╭─ Records shown
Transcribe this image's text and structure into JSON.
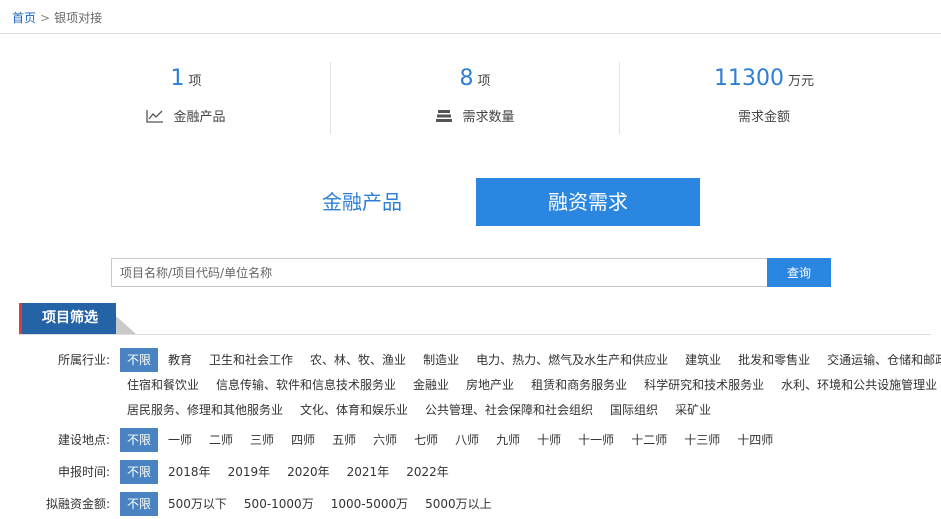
{
  "breadcrumb": {
    "home": "首页",
    "sep": ">",
    "current": "银项对接"
  },
  "stats": [
    {
      "value": "1",
      "unit": "项",
      "label": "金融产品",
      "icon": "line-chart-icon"
    },
    {
      "value": "8",
      "unit": "项",
      "label": "需求数量",
      "icon": "stack-icon"
    },
    {
      "value": "11300",
      "unit": "万元",
      "label": "需求金额",
      "icon": ""
    }
  ],
  "tabs": {
    "products": "金融产品",
    "demand": "融资需求"
  },
  "search": {
    "placeholder": "项目名称/项目代码/单位名称",
    "button": "查询"
  },
  "section_title": "项目筛选",
  "filters": {
    "industry": {
      "label": "所属行业:",
      "all": "不限",
      "lines": [
        [
          "教育",
          "卫生和社会工作",
          "农、林、牧、渔业",
          "制造业",
          "电力、热力、燃气及水生产和供应业",
          "建筑业",
          "批发和零售业",
          "交通运输、仓储和邮政业"
        ],
        [
          "住宿和餐饮业",
          "信息传输、软件和信息技术服务业",
          "金融业",
          "房地产业",
          "租赁和商务服务业",
          "科学研究和技术服务业",
          "水利、环境和公共设施管理业"
        ],
        [
          "居民服务、修理和其他服务业",
          "文化、体育和娱乐业",
          "公共管理、社会保障和社会组织",
          "国际组织",
          "采矿业"
        ]
      ]
    },
    "location": {
      "label": "建设地点:",
      "all": "不限",
      "options": [
        "一师",
        "二师",
        "三师",
        "四师",
        "五师",
        "六师",
        "七师",
        "八师",
        "九师",
        "十师",
        "十一师",
        "十二师",
        "十三师",
        "十四师"
      ]
    },
    "year": {
      "label": "申报时间:",
      "all": "不限",
      "options": [
        "2018年",
        "2019年",
        "2020年",
        "2021年",
        "2022年"
      ]
    },
    "amount": {
      "label": "拟融资金额:",
      "all": "不限",
      "options": [
        "500万以下",
        "500-1000万",
        "1000-5000万",
        "5000万以上"
      ]
    }
  }
}
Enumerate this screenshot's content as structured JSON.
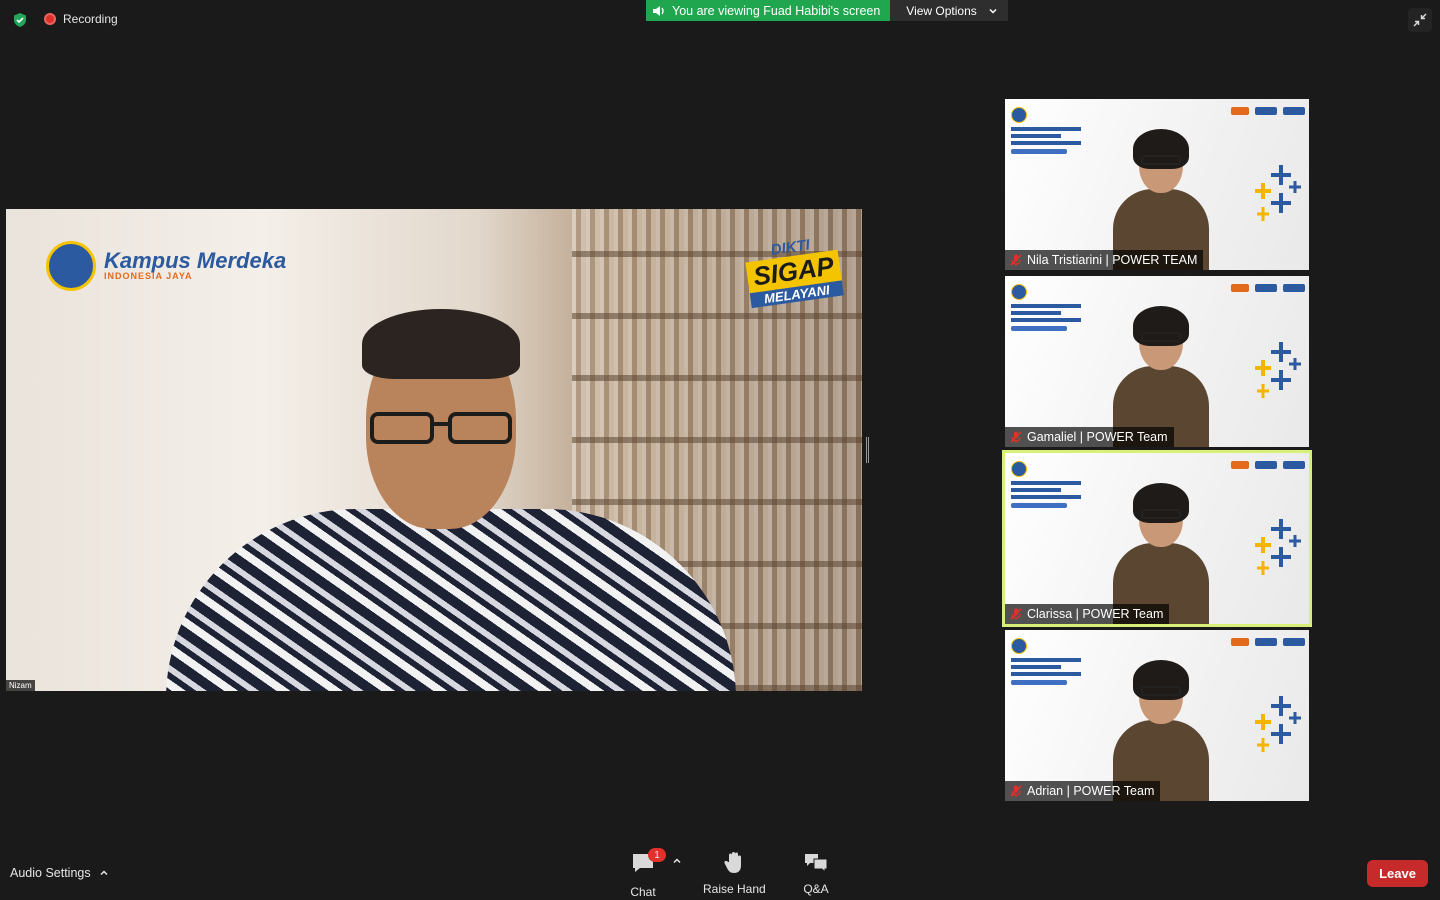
{
  "top_bar": {
    "recording_label": "Recording",
    "viewing_banner": "You are viewing Fuad Habibi's screen",
    "view_options_label": "View Options"
  },
  "main_video": {
    "speaker_tag": "Nizam",
    "logo_left_title": "Kampus Merdeka",
    "logo_left_subtitle": "INDONESIA JAYA",
    "logo_right_line1": "DIKTI",
    "logo_right_line2": "SIGAP",
    "logo_right_line3": "MELAYANI"
  },
  "participants": [
    {
      "name": "Nila Tristiarini | POWER TEAM",
      "active": false
    },
    {
      "name": "Gamaliel | POWER Team",
      "active": false
    },
    {
      "name": "Clarissa | POWER Team",
      "active": true
    },
    {
      "name": "Adrian | POWER Team",
      "active": false
    }
  ],
  "toolbar": {
    "audio_settings_label": "Audio Settings",
    "chat_label": "Chat",
    "chat_badge": "1",
    "raise_hand_label": "Raise Hand",
    "qa_label": "Q&A",
    "leave_label": "Leave"
  },
  "colors": {
    "background": "#1a1a1a",
    "banner_green": "#21a650",
    "leave_red": "#c72a2a",
    "active_speaker_outline": "#d6f07a"
  },
  "icons": [
    "shield-check-icon",
    "record-dot-icon",
    "speaker-icon",
    "chevron-down-icon",
    "exit-fullscreen-icon",
    "mic-muted-icon",
    "chat-icon",
    "chevron-up-icon",
    "raise-hand-icon",
    "qa-icon"
  ]
}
╰─
**Work to be completed**: Leaving aside the images, write out the entries above word for word.

**Exercise output**:
Transcribe this image's text and structure into JSON.
{
  "breadcrumb": {
    "home": "首页",
    "sep": ">",
    "current": "银项对接"
  },
  "stats": [
    {
      "value": "1",
      "unit": "项",
      "label": "金融产品",
      "icon": "line-chart-icon"
    },
    {
      "value": "8",
      "unit": "项",
      "label": "需求数量",
      "icon": "stack-icon"
    },
    {
      "value": "11300",
      "unit": "万元",
      "label": "需求金额",
      "icon": ""
    }
  ],
  "tabs": {
    "products": "金融产品",
    "demand": "融资需求"
  },
  "search": {
    "placeholder": "项目名称/项目代码/单位名称",
    "button": "查询"
  },
  "section_title": "项目筛选",
  "filters": {
    "industry": {
      "label": "所属行业:",
      "all": "不限",
      "lines": [
        [
          "教育",
          "卫生和社会工作",
          "农、林、牧、渔业",
          "制造业",
          "电力、热力、燃气及水生产和供应业",
          "建筑业",
          "批发和零售业",
          "交通运输、仓储和邮政业"
        ],
        [
          "住宿和餐饮业",
          "信息传输、软件和信息技术服务业",
          "金融业",
          "房地产业",
          "租赁和商务服务业",
          "科学研究和技术服务业",
          "水利、环境和公共设施管理业"
        ],
        [
          "居民服务、修理和其他服务业",
          "文化、体育和娱乐业",
          "公共管理、社会保障和社会组织",
          "国际组织",
          "采矿业"
        ]
      ]
    },
    "location": {
      "label": "建设地点:",
      "all": "不限",
      "options": [
        "一师",
        "二师",
        "三师",
        "四师",
        "五师",
        "六师",
        "七师",
        "八师",
        "九师",
        "十师",
        "十一师",
        "十二师",
        "十三师",
        "十四师"
      ]
    },
    "year": {
      "label": "申报时间:",
      "all": "不限",
      "options": [
        "2018年",
        "2019年",
        "2020年",
        "2021年",
        "2022年"
      ]
    },
    "amount": {
      "label": "拟融资金额:",
      "all": "不限",
      "options": [
        "500万以下",
        "500-1000万",
        "1000-5000万",
        "5000万以上"
      ]
    }
  }
}
Enumerate this screenshot's content as structured JSON.
{
  "top_bar": {
    "recording_label": "Recording",
    "viewing_banner": "You are viewing Fuad Habibi's screen",
    "view_options_label": "View Options"
  },
  "main_video": {
    "speaker_tag": "Nizam",
    "logo_left_title": "Kampus Merdeka",
    "logo_left_subtitle": "INDONESIA JAYA",
    "logo_right_line1": "DIKTI",
    "logo_right_line2": "SIGAP",
    "logo_right_line3": "MELAYANI"
  },
  "participants": [
    {
      "name": "Nila Tristiarini | POWER TEAM",
      "active": false
    },
    {
      "name": "Gamaliel | POWER Team",
      "active": false
    },
    {
      "name": "Clarissa | POWER Team",
      "active": true
    },
    {
      "name": "Adrian | POWER Team",
      "active": false
    }
  ],
  "toolbar": {
    "audio_settings_label": "Audio Settings",
    "chat_label": "Chat",
    "chat_badge": "1",
    "raise_hand_label": "Raise Hand",
    "qa_label": "Q&A",
    "leave_label": "Leave"
  },
  "colors": {
    "background": "#1a1a1a",
    "banner_green": "#21a650",
    "leave_red": "#c72a2a",
    "active_speaker_outline": "#d6f07a"
  },
  "icons": [
    "shield-check-icon",
    "record-dot-icon",
    "speaker-icon",
    "chevron-down-icon",
    "exit-fullscreen-icon",
    "mic-muted-icon",
    "chat-icon",
    "chevron-up-icon",
    "raise-hand-icon",
    "qa-icon"
  ]
}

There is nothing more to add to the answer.